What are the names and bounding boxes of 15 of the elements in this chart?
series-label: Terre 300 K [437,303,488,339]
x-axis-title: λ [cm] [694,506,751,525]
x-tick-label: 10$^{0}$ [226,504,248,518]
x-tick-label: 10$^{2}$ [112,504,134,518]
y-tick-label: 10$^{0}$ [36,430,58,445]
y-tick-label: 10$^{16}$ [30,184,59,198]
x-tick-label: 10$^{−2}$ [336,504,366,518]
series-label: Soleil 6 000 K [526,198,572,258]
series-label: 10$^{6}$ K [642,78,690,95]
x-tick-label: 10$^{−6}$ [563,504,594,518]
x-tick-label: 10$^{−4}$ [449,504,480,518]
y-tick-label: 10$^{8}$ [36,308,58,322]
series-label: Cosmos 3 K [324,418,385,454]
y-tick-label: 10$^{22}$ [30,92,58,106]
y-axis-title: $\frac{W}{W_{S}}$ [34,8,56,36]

+--

■ GIVEN PROBLEM
Return every line of the records above verbatim, in the same order.

■ EXERCISE SOLUTION
What are the names and bounding boxes of 15 of the elements in this chart?
series-label: Terre 300 K [437,303,488,339]
x-axis-title: λ [cm] [694,506,751,525]
x-tick-label: 10$^{0}$ [226,504,248,518]
x-tick-label: 10$^{2}$ [112,504,134,518]
y-tick-label: 10$^{0}$ [36,430,58,445]
y-tick-label: 10$^{16}$ [30,184,59,198]
x-tick-label: 10$^{−2}$ [336,504,366,518]
series-label: Soleil 6 000 K [526,198,572,258]
series-label: 10$^{6}$ K [642,78,690,95]
x-tick-label: 10$^{−6}$ [563,504,594,518]
x-tick-label: 10$^{−4}$ [449,504,480,518]
y-tick-label: 10$^{8}$ [36,308,58,322]
series-label: Cosmos 3 K [324,418,385,454]
y-tick-label: 10$^{22}$ [30,92,58,106]
y-axis-title: $\frac{W}{W_{S}}$ [34,8,56,36]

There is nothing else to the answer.